-- Begin Records for the exercise --
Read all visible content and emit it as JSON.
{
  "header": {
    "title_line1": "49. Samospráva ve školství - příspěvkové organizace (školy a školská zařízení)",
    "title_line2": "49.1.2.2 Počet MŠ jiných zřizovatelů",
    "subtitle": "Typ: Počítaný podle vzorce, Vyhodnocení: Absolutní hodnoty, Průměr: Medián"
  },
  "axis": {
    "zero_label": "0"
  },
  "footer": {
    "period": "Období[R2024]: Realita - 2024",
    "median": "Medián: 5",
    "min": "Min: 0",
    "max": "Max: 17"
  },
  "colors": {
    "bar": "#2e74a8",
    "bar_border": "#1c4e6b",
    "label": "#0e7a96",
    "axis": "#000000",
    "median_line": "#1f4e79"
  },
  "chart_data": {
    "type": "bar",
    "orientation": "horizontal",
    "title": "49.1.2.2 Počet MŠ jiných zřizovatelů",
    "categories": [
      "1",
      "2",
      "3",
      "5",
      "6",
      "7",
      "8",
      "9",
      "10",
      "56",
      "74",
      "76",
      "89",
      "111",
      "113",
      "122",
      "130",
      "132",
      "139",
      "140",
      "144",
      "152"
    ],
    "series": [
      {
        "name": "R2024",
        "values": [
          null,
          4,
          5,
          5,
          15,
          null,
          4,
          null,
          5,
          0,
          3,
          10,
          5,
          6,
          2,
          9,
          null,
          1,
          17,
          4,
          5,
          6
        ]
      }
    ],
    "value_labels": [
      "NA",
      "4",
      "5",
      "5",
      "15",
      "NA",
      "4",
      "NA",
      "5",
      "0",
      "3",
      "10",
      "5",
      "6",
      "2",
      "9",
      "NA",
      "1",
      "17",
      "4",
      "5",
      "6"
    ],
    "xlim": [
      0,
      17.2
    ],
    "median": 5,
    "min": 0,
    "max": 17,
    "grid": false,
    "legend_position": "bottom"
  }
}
-- End Records for the exercise --
> **What is being asked**
Your task is to gather every line with the word "Medián" and copy it.

> **The solution**
    "subtitle": "Typ: Počítaný podle vzorce, Vyhodnocení: Absolutní hodnoty, Průměr: Medián"
    "median": "Medián: 5",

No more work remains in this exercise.